Copy out every one of the rows below, character for character.
....
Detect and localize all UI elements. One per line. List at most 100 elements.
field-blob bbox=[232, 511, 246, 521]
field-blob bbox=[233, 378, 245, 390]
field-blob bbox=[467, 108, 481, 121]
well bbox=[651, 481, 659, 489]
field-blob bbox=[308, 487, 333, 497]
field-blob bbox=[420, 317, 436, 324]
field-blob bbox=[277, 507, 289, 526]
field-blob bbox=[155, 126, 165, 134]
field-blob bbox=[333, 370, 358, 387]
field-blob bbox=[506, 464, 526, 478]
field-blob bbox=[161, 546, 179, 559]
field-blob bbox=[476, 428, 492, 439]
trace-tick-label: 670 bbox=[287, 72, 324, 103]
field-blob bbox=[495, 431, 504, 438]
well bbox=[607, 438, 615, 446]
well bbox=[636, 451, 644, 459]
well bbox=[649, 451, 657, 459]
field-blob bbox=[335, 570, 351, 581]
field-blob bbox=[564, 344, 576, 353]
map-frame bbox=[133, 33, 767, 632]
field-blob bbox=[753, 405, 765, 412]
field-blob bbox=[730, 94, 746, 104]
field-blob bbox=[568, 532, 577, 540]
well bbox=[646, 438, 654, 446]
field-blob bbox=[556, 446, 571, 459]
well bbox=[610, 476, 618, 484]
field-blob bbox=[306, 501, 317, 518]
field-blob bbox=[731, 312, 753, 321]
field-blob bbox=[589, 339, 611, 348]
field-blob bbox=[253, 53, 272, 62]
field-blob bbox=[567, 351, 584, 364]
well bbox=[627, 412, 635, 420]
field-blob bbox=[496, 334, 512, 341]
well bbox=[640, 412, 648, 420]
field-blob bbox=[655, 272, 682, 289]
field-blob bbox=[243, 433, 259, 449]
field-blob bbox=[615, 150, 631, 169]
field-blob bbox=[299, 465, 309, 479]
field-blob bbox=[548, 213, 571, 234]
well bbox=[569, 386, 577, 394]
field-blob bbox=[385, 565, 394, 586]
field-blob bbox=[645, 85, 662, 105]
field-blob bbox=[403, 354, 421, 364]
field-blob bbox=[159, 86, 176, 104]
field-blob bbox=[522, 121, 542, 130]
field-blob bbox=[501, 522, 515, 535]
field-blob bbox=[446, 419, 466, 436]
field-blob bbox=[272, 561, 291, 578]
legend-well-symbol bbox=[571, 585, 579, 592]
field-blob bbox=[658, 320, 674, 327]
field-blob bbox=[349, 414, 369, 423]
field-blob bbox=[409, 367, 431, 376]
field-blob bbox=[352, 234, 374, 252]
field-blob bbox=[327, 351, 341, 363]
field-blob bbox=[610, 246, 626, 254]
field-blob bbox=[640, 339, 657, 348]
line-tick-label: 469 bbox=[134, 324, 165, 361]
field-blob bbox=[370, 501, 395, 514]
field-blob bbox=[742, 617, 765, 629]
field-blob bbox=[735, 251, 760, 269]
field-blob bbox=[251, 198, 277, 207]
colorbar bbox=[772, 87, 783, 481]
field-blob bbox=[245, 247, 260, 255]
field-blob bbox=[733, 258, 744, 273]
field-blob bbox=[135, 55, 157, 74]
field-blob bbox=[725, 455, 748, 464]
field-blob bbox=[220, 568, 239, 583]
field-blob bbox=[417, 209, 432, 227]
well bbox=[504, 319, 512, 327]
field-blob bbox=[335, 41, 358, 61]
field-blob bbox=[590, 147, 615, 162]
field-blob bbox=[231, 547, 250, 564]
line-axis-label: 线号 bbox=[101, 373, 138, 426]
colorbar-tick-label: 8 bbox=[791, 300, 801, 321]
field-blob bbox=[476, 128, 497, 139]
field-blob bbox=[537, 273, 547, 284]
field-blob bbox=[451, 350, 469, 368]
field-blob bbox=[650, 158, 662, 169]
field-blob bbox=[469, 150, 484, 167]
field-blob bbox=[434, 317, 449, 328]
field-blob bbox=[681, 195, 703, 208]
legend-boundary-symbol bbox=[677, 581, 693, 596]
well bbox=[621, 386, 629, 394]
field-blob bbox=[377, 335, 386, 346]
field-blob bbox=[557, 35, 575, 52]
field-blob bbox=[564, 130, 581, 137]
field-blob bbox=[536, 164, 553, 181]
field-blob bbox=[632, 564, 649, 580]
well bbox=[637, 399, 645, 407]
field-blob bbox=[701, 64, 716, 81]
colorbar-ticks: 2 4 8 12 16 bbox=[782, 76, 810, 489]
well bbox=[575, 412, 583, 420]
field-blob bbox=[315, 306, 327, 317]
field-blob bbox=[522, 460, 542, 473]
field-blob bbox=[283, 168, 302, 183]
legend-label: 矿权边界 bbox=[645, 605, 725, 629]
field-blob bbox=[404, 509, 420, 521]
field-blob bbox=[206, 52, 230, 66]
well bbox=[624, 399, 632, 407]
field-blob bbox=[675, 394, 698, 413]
....
● **Written answer**:
Detect and localize all UI elements. One per line. List at most 100 elements.
field-blob bbox=[232, 511, 246, 521]
field-blob bbox=[233, 378, 245, 390]
field-blob bbox=[467, 108, 481, 121]
well bbox=[651, 481, 659, 489]
field-blob bbox=[308, 487, 333, 497]
field-blob bbox=[420, 317, 436, 324]
field-blob bbox=[277, 507, 289, 526]
field-blob bbox=[155, 126, 165, 134]
field-blob bbox=[333, 370, 358, 387]
field-blob bbox=[506, 464, 526, 478]
field-blob bbox=[161, 546, 179, 559]
field-blob bbox=[476, 428, 492, 439]
trace-tick-label: 670 bbox=[287, 72, 324, 103]
field-blob bbox=[495, 431, 504, 438]
well bbox=[607, 438, 615, 446]
well bbox=[636, 451, 644, 459]
well bbox=[649, 451, 657, 459]
field-blob bbox=[335, 570, 351, 581]
field-blob bbox=[564, 344, 576, 353]
map-frame bbox=[133, 33, 767, 632]
field-blob bbox=[753, 405, 765, 412]
field-blob bbox=[730, 94, 746, 104]
field-blob bbox=[568, 532, 577, 540]
well bbox=[646, 438, 654, 446]
field-blob bbox=[556, 446, 571, 459]
well bbox=[610, 476, 618, 484]
field-blob bbox=[306, 501, 317, 518]
field-blob bbox=[731, 312, 753, 321]
field-blob bbox=[589, 339, 611, 348]
field-blob bbox=[253, 53, 272, 62]
field-blob bbox=[567, 351, 584, 364]
well bbox=[627, 412, 635, 420]
field-blob bbox=[496, 334, 512, 341]
well bbox=[640, 412, 648, 420]
field-blob bbox=[655, 272, 682, 289]
field-blob bbox=[243, 433, 259, 449]
field-blob bbox=[615, 150, 631, 169]
field-blob bbox=[299, 465, 309, 479]
field-blob bbox=[548, 213, 571, 234]
well bbox=[569, 386, 577, 394]
field-blob bbox=[385, 565, 394, 586]
field-blob bbox=[645, 85, 662, 105]
field-blob bbox=[403, 354, 421, 364]
field-blob bbox=[159, 86, 176, 104]
field-blob bbox=[522, 121, 542, 130]
field-blob bbox=[501, 522, 515, 535]
field-blob bbox=[446, 419, 466, 436]
field-blob bbox=[272, 561, 291, 578]
legend-well-symbol bbox=[571, 585, 579, 592]
field-blob bbox=[658, 320, 674, 327]
field-blob bbox=[349, 414, 369, 423]
field-blob bbox=[409, 367, 431, 376]
field-blob bbox=[352, 234, 374, 252]
field-blob bbox=[327, 351, 341, 363]
field-blob bbox=[610, 246, 626, 254]
field-blob bbox=[640, 339, 657, 348]
line-tick-label: 469 bbox=[134, 324, 165, 361]
field-blob bbox=[370, 501, 395, 514]
field-blob bbox=[742, 617, 765, 629]
field-blob bbox=[735, 251, 760, 269]
field-blob bbox=[251, 198, 277, 207]
colorbar bbox=[772, 87, 783, 481]
field-blob bbox=[245, 247, 260, 255]
field-blob bbox=[733, 258, 744, 273]
field-blob bbox=[135, 55, 157, 74]
field-blob bbox=[725, 455, 748, 464]
field-blob bbox=[220, 568, 239, 583]
field-blob bbox=[417, 209, 432, 227]
well bbox=[504, 319, 512, 327]
field-blob bbox=[335, 41, 358, 61]
field-blob bbox=[590, 147, 615, 162]
field-blob bbox=[231, 547, 250, 564]
line-axis-label: 线号 bbox=[101, 373, 138, 426]
colorbar-tick-label: 8 bbox=[791, 300, 801, 321]
field-blob bbox=[476, 128, 497, 139]
field-blob bbox=[537, 273, 547, 284]
field-blob bbox=[451, 350, 469, 368]
field-blob bbox=[650, 158, 662, 169]
field-blob bbox=[469, 150, 484, 167]
field-blob bbox=[434, 317, 449, 328]
field-blob bbox=[681, 195, 703, 208]
legend-boundary-symbol bbox=[677, 581, 693, 596]
well bbox=[621, 386, 629, 394]
field-blob bbox=[377, 335, 386, 346]
field-blob bbox=[557, 35, 575, 52]
field-blob bbox=[564, 130, 581, 137]
field-blob bbox=[536, 164, 553, 181]
field-blob bbox=[632, 564, 649, 580]
well bbox=[637, 399, 645, 407]
field-blob bbox=[701, 64, 716, 81]
colorbar-ticks: 2 4 8 12 16 bbox=[782, 76, 810, 489]
well bbox=[575, 412, 583, 420]
field-blob bbox=[315, 306, 327, 317]
field-blob bbox=[522, 460, 542, 473]
field-blob bbox=[283, 168, 302, 183]
legend-label: 矿权边界 bbox=[645, 605, 725, 629]
field-blob bbox=[404, 509, 420, 521]
field-blob bbox=[206, 52, 230, 66]
well bbox=[624, 399, 632, 407]
field-blob bbox=[675, 394, 698, 413]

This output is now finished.